+++ DATASET CONTENT

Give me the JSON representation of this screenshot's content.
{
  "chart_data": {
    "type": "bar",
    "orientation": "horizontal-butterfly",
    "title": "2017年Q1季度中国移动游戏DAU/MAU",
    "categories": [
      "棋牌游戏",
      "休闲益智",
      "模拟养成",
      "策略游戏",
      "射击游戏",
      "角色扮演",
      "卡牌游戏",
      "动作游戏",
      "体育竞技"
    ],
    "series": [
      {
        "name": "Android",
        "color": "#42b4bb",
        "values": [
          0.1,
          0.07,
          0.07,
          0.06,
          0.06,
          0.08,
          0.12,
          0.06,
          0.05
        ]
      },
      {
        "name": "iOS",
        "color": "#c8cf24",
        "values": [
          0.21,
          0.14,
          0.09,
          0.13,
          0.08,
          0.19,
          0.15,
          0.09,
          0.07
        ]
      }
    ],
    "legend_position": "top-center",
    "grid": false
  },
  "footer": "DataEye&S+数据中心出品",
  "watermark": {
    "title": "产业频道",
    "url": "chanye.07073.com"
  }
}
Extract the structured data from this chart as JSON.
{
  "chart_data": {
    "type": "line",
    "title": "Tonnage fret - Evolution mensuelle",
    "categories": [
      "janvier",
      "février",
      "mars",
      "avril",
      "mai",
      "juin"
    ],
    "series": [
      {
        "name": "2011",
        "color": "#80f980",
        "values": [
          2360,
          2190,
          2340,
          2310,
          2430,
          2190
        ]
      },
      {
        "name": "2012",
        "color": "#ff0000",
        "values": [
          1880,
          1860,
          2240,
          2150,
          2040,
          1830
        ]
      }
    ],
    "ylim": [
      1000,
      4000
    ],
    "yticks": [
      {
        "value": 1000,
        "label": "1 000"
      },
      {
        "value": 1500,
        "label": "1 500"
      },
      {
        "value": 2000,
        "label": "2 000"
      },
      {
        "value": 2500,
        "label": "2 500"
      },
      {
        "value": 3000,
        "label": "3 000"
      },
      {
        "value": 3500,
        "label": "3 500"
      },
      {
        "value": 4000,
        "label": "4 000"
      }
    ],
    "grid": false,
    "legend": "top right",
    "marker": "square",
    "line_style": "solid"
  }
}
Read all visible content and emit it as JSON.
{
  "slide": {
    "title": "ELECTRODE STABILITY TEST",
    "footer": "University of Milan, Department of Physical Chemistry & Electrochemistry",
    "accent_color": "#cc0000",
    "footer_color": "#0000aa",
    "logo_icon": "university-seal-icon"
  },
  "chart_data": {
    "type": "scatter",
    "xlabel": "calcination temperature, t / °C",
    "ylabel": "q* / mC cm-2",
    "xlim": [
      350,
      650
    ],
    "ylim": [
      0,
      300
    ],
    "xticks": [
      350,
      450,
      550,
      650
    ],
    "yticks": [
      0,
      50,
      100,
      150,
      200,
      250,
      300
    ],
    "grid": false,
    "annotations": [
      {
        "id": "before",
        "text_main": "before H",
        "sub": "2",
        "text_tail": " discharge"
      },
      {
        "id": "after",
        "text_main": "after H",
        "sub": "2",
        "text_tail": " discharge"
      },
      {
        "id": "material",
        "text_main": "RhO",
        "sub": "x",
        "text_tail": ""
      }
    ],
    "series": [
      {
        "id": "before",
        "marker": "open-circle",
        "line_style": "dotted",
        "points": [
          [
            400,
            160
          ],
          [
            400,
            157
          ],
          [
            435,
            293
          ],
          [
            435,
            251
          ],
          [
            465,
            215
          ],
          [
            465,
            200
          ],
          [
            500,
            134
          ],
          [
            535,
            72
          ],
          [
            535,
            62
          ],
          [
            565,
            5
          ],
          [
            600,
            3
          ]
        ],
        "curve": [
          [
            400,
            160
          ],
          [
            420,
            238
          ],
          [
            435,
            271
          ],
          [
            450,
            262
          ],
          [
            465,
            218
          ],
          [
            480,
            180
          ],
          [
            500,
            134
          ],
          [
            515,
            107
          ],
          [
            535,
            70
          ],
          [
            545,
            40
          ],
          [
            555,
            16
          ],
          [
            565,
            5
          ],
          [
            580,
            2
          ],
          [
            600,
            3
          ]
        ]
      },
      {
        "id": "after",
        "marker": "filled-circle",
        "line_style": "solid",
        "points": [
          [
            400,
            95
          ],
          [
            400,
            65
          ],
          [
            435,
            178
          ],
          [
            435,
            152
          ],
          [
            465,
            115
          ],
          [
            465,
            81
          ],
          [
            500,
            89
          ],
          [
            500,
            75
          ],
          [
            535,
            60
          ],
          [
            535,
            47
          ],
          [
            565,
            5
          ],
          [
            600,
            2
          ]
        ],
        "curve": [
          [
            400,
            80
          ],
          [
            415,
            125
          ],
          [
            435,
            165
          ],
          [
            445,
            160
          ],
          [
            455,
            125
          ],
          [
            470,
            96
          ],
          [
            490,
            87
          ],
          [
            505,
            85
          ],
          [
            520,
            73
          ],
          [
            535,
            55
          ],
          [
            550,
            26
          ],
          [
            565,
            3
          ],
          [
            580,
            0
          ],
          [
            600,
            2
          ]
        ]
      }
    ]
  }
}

++++++

**EXERCISE**: Every entry should be printed again exactly as it stands.

**WRITTEN SOLUTION**:
Give me the JSON representation of this screenshot's content.
{
  "chart_data": {
    "type": "bar",
    "orientation": "horizontal-butterfly",
    "title": "2017年Q1季度中国移动游戏DAU/MAU",
    "categories": [
      "棋牌游戏",
      "休闲益智",
      "模拟养成",
      "策略游戏",
      "射击游戏",
      "角色扮演",
      "卡牌游戏",
      "动作游戏",
      "体育竞技"
    ],
    "series": [
      {
        "name": "Android",
        "color": "#42b4bb",
        "values": [
          0.1,
          0.07,
          0.07,
          0.06,
          0.06,
          0.08,
          0.12,
          0.06,
          0.05
        ]
      },
      {
        "name": "iOS",
        "color": "#c8cf24",
        "values": [
          0.21,
          0.14,
          0.09,
          0.13,
          0.08,
          0.19,
          0.15,
          0.09,
          0.07
        ]
      }
    ],
    "legend_position": "top-center",
    "grid": false
  },
  "footer": "DataEye&S+数据中心出品",
  "watermark": {
    "title": "产业频道",
    "url": "chanye.07073.com"
  }
}
Extract the structured data from this chart as JSON.
{
  "chart_data": {
    "type": "line",
    "title": "Tonnage fret - Evolution mensuelle",
    "categories": [
      "janvier",
      "février",
      "mars",
      "avril",
      "mai",
      "juin"
    ],
    "series": [
      {
        "name": "2011",
        "color": "#80f980",
        "values": [
          2360,
          2190,
          2340,
          2310,
          2430,
          2190
        ]
      },
      {
        "name": "2012",
        "color": "#ff0000",
        "values": [
          1880,
          1860,
          2240,
          2150,
          2040,
          1830
        ]
      }
    ],
    "ylim": [
      1000,
      4000
    ],
    "yticks": [
      {
        "value": 1000,
        "label": "1 000"
      },
      {
        "value": 1500,
        "label": "1 500"
      },
      {
        "value": 2000,
        "label": "2 000"
      },
      {
        "value": 2500,
        "label": "2 500"
      },
      {
        "value": 3000,
        "label": "3 000"
      },
      {
        "value": 3500,
        "label": "3 500"
      },
      {
        "value": 4000,
        "label": "4 000"
      }
    ],
    "grid": false,
    "legend": "top right",
    "marker": "square",
    "line_style": "solid"
  }
}
Read all visible content and emit it as JSON.
{
  "slide": {
    "title": "ELECTRODE STABILITY TEST",
    "footer": "University of Milan, Department of Physical Chemistry & Electrochemistry",
    "accent_color": "#cc0000",
    "footer_color": "#0000aa",
    "logo_icon": "university-seal-icon"
  },
  "chart_data": {
    "type": "scatter",
    "xlabel": "calcination temperature, t / °C",
    "ylabel": "q* / mC cm-2",
    "xlim": [
      350,
      650
    ],
    "ylim": [
      0,
      300
    ],
    "xticks": [
      350,
      450,
      550,
      650
    ],
    "yticks": [
      0,
      50,
      100,
      150,
      200,
      250,
      300
    ],
    "grid": false,
    "annotations": [
      {
        "id": "before",
        "text_main": "before H",
        "sub": "2",
        "text_tail": " discharge"
      },
      {
        "id": "after",
        "text_main": "after H",
        "sub": "2",
        "text_tail": " discharge"
      },
      {
        "id": "material",
        "text_main": "RhO",
        "sub": "x",
        "text_tail": ""
      }
    ],
    "series": [
      {
        "id": "before",
        "marker": "open-circle",
        "line_style": "dotted",
        "points": [
          [
            400,
            160
          ],
          [
            400,
            157
          ],
          [
            435,
            293
          ],
          [
            435,
            251
          ],
          [
            465,
            215
          ],
          [
            465,
            200
          ],
          [
            500,
            134
          ],
          [
            535,
            72
          ],
          [
            535,
            62
          ],
          [
            565,
            5
          ],
          [
            600,
            3
          ]
        ],
        "curve": [
          [
            400,
            160
          ],
          [
            420,
            238
          ],
          [
            435,
            271
          ],
          [
            450,
            262
          ],
          [
            465,
            218
          ],
          [
            480,
            180
          ],
          [
            500,
            134
          ],
          [
            515,
            107
          ],
          [
            535,
            70
          ],
          [
            545,
            40
          ],
          [
            555,
            16
          ],
          [
            565,
            5
          ],
          [
            580,
            2
          ],
          [
            600,
            3
          ]
        ]
      },
      {
        "id": "after",
        "marker": "filled-circle",
        "line_style": "solid",
        "points": [
          [
            400,
            95
          ],
          [
            400,
            65
          ],
          [
            435,
            178
          ],
          [
            435,
            152
          ],
          [
            465,
            115
          ],
          [
            465,
            81
          ],
          [
            500,
            89
          ],
          [
            500,
            75
          ],
          [
            535,
            60
          ],
          [
            535,
            47
          ],
          [
            565,
            5
          ],
          [
            600,
            2
          ]
        ],
        "curve": [
          [
            400,
            80
          ],
          [
            415,
            125
          ],
          [
            435,
            165
          ],
          [
            445,
            160
          ],
          [
            455,
            125
          ],
          [
            470,
            96
          ],
          [
            490,
            87
          ],
          [
            505,
            85
          ],
          [
            520,
            73
          ],
          [
            535,
            55
          ],
          [
            550,
            26
          ],
          [
            565,
            3
          ],
          [
            580,
            0
          ],
          [
            600,
            2
          ]
        ]
      }
    ]
  }
}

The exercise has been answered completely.